● **Requirement**: Copy out exactly the lines from the line containing "Convert this screenshot" to the end of the listing.

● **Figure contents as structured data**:

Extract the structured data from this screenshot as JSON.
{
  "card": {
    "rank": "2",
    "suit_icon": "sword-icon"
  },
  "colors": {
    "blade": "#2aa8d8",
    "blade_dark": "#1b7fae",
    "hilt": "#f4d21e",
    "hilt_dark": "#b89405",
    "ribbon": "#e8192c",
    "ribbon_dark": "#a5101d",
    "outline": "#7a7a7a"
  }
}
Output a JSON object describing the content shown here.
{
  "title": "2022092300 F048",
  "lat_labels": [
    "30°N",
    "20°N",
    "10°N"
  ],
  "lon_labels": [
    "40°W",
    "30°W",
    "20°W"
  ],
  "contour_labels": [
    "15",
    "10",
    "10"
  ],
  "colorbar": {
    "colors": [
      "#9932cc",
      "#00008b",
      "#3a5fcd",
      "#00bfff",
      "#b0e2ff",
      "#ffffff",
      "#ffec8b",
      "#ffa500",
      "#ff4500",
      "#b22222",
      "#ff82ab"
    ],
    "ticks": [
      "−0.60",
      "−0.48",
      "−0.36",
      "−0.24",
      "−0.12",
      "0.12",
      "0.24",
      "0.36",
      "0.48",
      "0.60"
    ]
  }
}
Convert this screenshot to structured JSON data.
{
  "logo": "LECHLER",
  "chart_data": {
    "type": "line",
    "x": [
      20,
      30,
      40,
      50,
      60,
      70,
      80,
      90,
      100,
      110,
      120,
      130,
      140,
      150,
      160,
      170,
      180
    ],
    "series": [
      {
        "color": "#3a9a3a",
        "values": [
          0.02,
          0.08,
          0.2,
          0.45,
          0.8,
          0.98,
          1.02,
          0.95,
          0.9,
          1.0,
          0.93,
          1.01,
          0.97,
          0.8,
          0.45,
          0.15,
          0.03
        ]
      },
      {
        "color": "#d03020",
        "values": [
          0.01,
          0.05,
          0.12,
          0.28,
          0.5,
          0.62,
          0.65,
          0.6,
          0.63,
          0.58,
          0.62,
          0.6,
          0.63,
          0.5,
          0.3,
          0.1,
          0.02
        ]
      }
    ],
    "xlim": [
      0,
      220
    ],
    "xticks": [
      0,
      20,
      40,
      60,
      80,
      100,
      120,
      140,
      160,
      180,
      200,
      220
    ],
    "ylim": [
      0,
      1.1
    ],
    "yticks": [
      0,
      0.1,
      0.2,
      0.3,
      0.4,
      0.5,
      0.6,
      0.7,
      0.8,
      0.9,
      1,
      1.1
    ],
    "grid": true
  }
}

● **Result of the task**:
Convert this screenshot to structured JSON data.
{
  "logo": "LECHLER",
  "chart_data": {
    "type": "line",
    "x": [
      20,
      30,
      40,
      50,
      60,
      70,
      80,
      90,
      100,
      110,
      120,
      130,
      140,
      150,
      160,
      170,
      180
    ],
    "series": [
      {
        "color": "#3a9a3a",
        "values": [
          0.02,
          0.08,
          0.2,
          0.45,
          0.8,
          0.98,
          1.02,
          0.95,
          0.9,
          1.0,
          0.93,
          1.01,
          0.97,
          0.8,
          0.45,
          0.15,
          0.03
        ]
      },
      {
        "color": "#d03020",
        "values": [
          0.01,
          0.05,
          0.12,
          0.28,
          0.5,
          0.62,
          0.65,
          0.6,
          0.63,
          0.58,
          0.62,
          0.6,
          0.63,
          0.5,
          0.3,
          0.1,
          0.02
        ]
      }
    ],
    "xlim": [
      0,
      220
    ],
    "xticks": [
      0,
      20,
      40,
      60,
      80,
      100,
      120,
      140,
      160,
      180,
      200,
      220
    ],
    "ylim": [
      0,
      1.1
    ],
    "yticks": [
      0,
      0.1,
      0.2,
      0.3,
      0.4,
      0.5,
      0.6,
      0.7,
      0.8,
      0.9,
      1,
      1.1
    ],
    "grid": true
  }
}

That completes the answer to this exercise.